# INSTRUCTION:
Gather up the lines with the word "from" in them.

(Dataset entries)

+--

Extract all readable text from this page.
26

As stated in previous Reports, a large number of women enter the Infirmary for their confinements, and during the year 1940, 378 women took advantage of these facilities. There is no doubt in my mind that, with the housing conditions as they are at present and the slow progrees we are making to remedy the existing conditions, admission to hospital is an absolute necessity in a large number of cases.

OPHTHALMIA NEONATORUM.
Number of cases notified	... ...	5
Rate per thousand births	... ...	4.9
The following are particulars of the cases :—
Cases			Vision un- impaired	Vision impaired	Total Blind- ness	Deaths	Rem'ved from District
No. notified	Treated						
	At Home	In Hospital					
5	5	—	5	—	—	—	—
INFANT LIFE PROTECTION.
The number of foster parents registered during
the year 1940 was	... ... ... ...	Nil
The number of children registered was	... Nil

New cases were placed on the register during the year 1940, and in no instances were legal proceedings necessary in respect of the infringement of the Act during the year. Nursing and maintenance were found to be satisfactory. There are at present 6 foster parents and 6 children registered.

+--

# WORKED SOLUTION:
Extract all readable text from this page.
Cases			Vision un- impaired	Vision impaired	Total Blind- ness	Deaths	Rem'ved from District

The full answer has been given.